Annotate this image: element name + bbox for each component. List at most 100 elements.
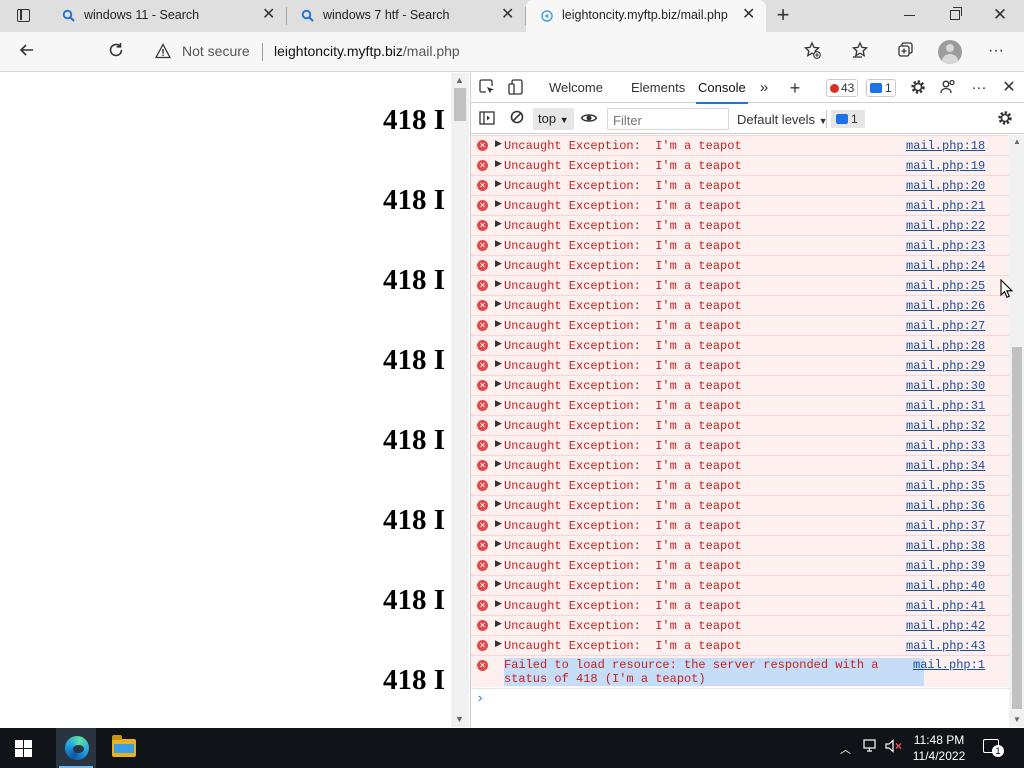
console-error-row[interactable]: ✕ ▶ Uncaught Exception: I'm a teapot mail.p… [471,295,1009,315]
profile-avatar[interactable] [938,40,962,64]
source-link[interactable]: mail.php:29 [906,359,985,373]
source-link[interactable]: mail.php:28 [906,339,985,353]
devtools-settings-button[interactable] [907,78,929,98]
source-link[interactable]: mail.php:30 [906,379,985,393]
settings-more-button[interactable]: ··· [984,40,1008,64]
expand-triangle-icon[interactable]: ▶ [495,279,502,289]
expand-triangle-icon[interactable]: ▶ [495,479,502,489]
console-error-row[interactable]: ✕ ▶ Uncaught Exception: I'm a teapot mail.p… [471,275,1009,295]
console-error-row[interactable]: ✕ ▶ Uncaught Exception: I'm a teapot mail.p… [471,415,1009,435]
source-link[interactable]: mail.php:39 [906,559,985,573]
scroll-down-icon[interactable]: ▼ [455,714,464,724]
devtools-tab-welcome[interactable]: Welcome [549,80,603,95]
expand-triangle-icon[interactable]: ▶ [495,139,502,149]
expand-triangle-icon[interactable]: ▶ [495,199,502,209]
source-link[interactable]: mail.php:25 [906,279,985,293]
expand-triangle-icon[interactable]: ▶ [495,339,502,349]
console-error-row[interactable]: ✕ ▶ Uncaught Exception: I'm a teapot mail.p… [471,495,1009,515]
expand-triangle-icon[interactable]: ▶ [495,399,502,409]
tab-mail-php[interactable]: leightoncity.myftp.biz/mail.php ✕ [526,0,766,32]
minimize-button[interactable] [895,4,925,26]
add-tool-button[interactable]: + [784,78,806,98]
console-error-row[interactable]: ✕ ▶ Uncaught Exception: I'm a teapot mail.p… [471,575,1009,595]
more-tabs-button[interactable]: » [753,78,775,98]
console-error-row[interactable]: ✕ ▶ Uncaught Exception: I'm a teapot mail.p… [471,555,1009,575]
inspect-element-button[interactable] [476,78,498,98]
expand-triangle-icon[interactable]: ▶ [495,219,502,229]
favorites-button[interactable] [848,40,872,64]
scroll-down-icon[interactable]: ▼ [1013,715,1021,724]
console-error-row[interactable]: ✕ ▶ Uncaught Exception: I'm a teapot mail.p… [471,255,1009,275]
source-link[interactable]: mail.php:41 [906,599,985,613]
scroll-up-icon[interactable]: ▲ [455,75,464,85]
source-link[interactable]: mail.php:35 [906,479,985,493]
expand-triangle-icon[interactable]: ▶ [495,259,502,269]
console-settings-button[interactable] [994,109,1016,129]
expand-triangle-icon[interactable]: ▶ [495,439,502,449]
devtools-tab-console[interactable]: Console [696,80,748,104]
expand-triangle-icon[interactable]: ▶ [495,519,502,529]
expand-triangle-icon[interactable]: ▶ [495,379,502,389]
page-scrollbar[interactable]: ▲ ▼ [451,73,469,727]
console-error-row[interactable]: ✕ ▶ Uncaught Exception: I'm a teapot mail.p… [471,315,1009,335]
expand-triangle-icon[interactable]: ▶ [495,559,502,569]
console-prompt[interactable]: › [471,688,1009,708]
source-link[interactable]: mail.php:26 [906,299,985,313]
console-error-row[interactable]: ✕ ▶ Uncaught Exception: I'm a teapot mail.p… [471,395,1009,415]
device-emulation-button[interactable] [505,78,527,98]
console-error-row[interactable]: ✕ ▶ Uncaught Exception: I'm a teapot mail.p… [471,335,1009,355]
expand-triangle-icon[interactable]: ▶ [495,299,502,309]
tab-actions-button[interactable] [10,6,36,26]
add-favorite-button[interactable] [800,40,824,64]
source-link[interactable]: mail.php:36 [906,499,985,513]
console-scroll-thumb[interactable] [1012,347,1022,709]
volume-muted-icon[interactable] [885,739,903,756]
console-scrollbar[interactable]: ▲ ▼ [1009,135,1024,727]
console-error-row[interactable]: ✕ ▶ Uncaught Exception: I'm a teapot mail.p… [471,455,1009,475]
network-icon[interactable] [863,739,879,756]
source-link[interactable]: mail.php:19 [906,159,985,173]
console-error-row[interactable]: ✕ ▶ Uncaught Exception: I'm a teapot mail.p… [471,535,1009,555]
expand-triangle-icon[interactable]: ▶ [495,159,502,169]
expand-triangle-icon[interactable]: ▶ [495,619,502,629]
source-link[interactable]: mail.php:22 [906,219,985,233]
expand-triangle-icon[interactable]: ▶ [495,179,502,189]
console-error-row[interactable]: ✕ ▶ Uncaught Exception: I'm a teapot mail.p… [471,195,1009,215]
live-expression-button[interactable] [578,109,600,129]
log-levels-select[interactable]: Default levels ▼ [737,112,828,127]
source-link[interactable]: mail.php:20 [906,179,985,193]
page-scroll-thumb[interactable] [454,88,466,121]
not-secure-label[interactable]: Not secure [182,43,250,59]
console-error-row[interactable]: ✕ ▶ Uncaught Exception: I'm a teapot mail.p… [471,355,1009,375]
source-link[interactable]: mail.php:23 [906,239,985,253]
source-link[interactable]: mail.php:34 [906,459,985,473]
expand-triangle-icon[interactable]: ▶ [495,639,502,649]
console-error-row[interactable]: ✕ ▶ Uncaught Exception: I'm a teapot mail.p… [471,135,1009,155]
devtools-tab-elements[interactable]: Elements [631,80,685,95]
show-hidden-icons-chevron-icon[interactable]: ︿ [840,741,851,757]
expand-triangle-icon[interactable]: ▶ [495,239,502,249]
new-tab-button[interactable]: + [772,4,794,26]
tab-close-icon[interactable]: ✕ [501,7,515,23]
console-error-row[interactable]: ✕ ▶ Uncaught Exception: I'm a teapot mail.p… [471,375,1009,395]
restore-button[interactable] [940,4,970,26]
issues-badge[interactable]: 1 [831,110,865,128]
console-failed-resource-row[interactable]: ✕ Failed to load resource: the server res… [471,655,1009,687]
source-link[interactable]: mail.php:1 [913,658,985,672]
source-link[interactable]: mail.php:38 [906,539,985,553]
source-link[interactable]: mail.php:32 [906,419,985,433]
console-error-row[interactable]: ✕ ▶ Uncaught Exception: I'm a teapot mail.p… [471,435,1009,455]
show-sidebar-button[interactable] [476,109,498,129]
source-link[interactable]: mail.php:18 [906,139,985,153]
scroll-up-icon[interactable]: ▲ [1013,137,1021,146]
connected-devices-button[interactable] [937,78,959,98]
error-count-badge[interactable]: 43 [826,79,859,97]
expand-triangle-icon[interactable]: ▶ [495,539,502,549]
close-devtools-button[interactable]: ✕ [998,78,1020,98]
message-count-badge[interactable]: 1 [866,79,896,97]
source-link[interactable]: mail.php:40 [906,579,985,593]
source-link[interactable]: mail.php:21 [906,199,985,213]
expand-triangle-icon[interactable]: ▶ [495,499,502,509]
expand-triangle-icon[interactable]: ▶ [495,359,502,369]
console-error-row[interactable]: ✕ ▶ Uncaught Exception: I'm a teapot mail.p… [471,515,1009,535]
::::::::::
--- Instructions to follow ---
Revise the lines between the one holding "teapot mail.p… [471,295,1009,315]" and the one holding "devtools-settings-button[interactable] [907,78,929,98]", inclusive, replacing "source-link" with "file-link" and leaving all else unchanged. Return only those lines.

--- Result of the task ---
console-error-row[interactable]: ✕ ▶ Uncaught Exception: I'm a teapot mail.p… [471,295,1009,315]
profile-avatar[interactable] [938,40,962,64]
file-link[interactable]: mail.php:29 [906,359,985,373]
file-link[interactable]: mail.php:28 [906,339,985,353]
devtools-settings-button[interactable] [907,78,929,98]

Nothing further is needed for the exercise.